▶ What the exercise asks: Tally the lines of the listing that contain the string "type". Give the number and nothing else.

▶ Information given:
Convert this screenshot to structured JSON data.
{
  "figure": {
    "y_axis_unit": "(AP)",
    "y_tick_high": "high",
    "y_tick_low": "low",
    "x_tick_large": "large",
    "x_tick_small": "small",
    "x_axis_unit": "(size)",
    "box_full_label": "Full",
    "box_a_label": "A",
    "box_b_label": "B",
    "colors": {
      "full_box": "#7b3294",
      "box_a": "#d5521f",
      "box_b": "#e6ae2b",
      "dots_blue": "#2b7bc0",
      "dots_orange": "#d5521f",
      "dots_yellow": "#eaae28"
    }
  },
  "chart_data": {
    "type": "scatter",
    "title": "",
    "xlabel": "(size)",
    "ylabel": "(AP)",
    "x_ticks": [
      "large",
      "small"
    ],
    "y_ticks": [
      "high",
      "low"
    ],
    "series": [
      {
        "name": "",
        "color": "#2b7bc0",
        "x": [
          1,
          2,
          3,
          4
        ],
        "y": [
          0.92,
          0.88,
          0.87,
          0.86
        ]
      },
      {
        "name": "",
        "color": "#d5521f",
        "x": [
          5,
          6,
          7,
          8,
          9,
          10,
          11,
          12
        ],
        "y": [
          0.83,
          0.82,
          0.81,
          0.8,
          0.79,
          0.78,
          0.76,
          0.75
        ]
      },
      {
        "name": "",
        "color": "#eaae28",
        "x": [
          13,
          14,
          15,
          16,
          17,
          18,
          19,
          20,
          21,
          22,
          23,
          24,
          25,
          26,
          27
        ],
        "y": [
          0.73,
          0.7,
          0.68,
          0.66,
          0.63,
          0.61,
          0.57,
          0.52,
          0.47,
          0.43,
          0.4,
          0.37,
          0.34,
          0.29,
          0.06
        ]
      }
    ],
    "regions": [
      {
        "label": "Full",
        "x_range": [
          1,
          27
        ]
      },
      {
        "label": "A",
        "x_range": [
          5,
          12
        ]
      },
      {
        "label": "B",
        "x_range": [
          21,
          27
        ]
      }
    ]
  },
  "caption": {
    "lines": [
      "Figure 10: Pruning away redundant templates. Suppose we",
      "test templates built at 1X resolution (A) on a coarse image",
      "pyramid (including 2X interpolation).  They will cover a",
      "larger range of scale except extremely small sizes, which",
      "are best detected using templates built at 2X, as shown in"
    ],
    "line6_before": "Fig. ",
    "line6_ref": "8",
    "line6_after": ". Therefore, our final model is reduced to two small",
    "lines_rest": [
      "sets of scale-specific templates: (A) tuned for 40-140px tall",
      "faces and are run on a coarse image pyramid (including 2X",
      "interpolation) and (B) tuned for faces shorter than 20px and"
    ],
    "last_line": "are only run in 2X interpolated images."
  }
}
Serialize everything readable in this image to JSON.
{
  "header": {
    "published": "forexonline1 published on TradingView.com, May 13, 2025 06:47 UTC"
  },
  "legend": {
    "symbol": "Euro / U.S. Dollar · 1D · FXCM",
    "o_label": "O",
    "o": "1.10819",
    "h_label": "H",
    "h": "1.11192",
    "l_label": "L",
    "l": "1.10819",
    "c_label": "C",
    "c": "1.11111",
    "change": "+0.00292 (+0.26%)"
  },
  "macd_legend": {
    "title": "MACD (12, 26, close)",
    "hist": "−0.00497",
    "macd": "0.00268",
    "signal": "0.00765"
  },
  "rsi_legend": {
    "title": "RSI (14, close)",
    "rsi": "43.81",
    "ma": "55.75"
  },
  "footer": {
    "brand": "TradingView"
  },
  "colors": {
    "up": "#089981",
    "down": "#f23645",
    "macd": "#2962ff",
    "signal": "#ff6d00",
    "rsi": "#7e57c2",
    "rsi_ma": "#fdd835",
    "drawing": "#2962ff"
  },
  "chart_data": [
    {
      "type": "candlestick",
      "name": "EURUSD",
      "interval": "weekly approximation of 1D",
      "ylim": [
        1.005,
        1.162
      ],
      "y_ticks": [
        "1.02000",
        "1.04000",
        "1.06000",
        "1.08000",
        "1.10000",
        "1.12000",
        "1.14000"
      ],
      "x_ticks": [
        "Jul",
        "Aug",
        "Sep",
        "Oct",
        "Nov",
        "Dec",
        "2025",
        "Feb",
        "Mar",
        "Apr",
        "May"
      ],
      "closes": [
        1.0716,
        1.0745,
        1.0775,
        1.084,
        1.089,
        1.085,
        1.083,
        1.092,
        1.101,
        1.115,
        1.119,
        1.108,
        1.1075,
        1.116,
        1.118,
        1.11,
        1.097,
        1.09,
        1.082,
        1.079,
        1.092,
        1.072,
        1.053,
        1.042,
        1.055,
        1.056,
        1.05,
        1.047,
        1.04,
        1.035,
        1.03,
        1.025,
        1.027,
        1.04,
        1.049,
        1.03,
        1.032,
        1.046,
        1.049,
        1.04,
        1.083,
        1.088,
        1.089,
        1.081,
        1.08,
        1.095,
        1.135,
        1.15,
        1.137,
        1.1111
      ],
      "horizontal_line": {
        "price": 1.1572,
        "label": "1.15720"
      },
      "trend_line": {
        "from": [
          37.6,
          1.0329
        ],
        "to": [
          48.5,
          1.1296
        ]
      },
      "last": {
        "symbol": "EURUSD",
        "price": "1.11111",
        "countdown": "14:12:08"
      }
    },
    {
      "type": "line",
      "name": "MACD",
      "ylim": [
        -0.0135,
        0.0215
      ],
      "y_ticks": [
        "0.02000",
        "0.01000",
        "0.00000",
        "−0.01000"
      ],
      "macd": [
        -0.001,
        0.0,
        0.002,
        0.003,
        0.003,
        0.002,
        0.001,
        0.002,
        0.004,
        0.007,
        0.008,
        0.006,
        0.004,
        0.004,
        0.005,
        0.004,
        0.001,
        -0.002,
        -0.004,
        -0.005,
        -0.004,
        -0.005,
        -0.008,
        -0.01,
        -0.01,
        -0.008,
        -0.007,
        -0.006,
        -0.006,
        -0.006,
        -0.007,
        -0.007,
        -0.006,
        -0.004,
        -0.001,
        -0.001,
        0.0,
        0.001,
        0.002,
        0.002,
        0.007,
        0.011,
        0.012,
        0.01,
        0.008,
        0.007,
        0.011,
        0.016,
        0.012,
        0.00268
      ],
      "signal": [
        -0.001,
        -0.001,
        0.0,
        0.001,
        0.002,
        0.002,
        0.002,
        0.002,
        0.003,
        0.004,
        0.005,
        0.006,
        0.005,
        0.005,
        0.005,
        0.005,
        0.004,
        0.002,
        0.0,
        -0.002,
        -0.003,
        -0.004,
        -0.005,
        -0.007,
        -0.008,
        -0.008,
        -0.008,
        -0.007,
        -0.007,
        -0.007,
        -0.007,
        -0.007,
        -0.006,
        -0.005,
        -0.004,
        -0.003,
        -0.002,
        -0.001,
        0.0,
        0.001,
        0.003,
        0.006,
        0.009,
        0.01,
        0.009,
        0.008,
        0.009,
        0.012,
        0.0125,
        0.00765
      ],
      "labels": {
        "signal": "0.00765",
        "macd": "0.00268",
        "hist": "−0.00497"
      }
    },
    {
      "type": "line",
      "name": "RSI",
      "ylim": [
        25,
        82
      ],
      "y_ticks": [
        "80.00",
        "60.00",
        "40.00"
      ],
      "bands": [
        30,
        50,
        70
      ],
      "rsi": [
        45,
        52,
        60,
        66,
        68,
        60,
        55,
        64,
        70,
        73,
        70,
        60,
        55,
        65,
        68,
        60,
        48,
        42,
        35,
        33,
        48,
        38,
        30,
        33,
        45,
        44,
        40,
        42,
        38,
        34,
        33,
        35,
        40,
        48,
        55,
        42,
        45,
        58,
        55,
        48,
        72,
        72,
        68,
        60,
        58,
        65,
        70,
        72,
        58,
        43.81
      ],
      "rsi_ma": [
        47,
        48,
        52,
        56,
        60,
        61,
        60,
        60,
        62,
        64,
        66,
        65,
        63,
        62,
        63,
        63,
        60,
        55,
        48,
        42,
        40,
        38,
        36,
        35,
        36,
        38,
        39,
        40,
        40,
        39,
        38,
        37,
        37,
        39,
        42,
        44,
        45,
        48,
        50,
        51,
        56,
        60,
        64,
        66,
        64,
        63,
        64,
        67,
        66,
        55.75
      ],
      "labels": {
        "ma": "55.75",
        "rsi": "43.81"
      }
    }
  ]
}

▶ In response: 4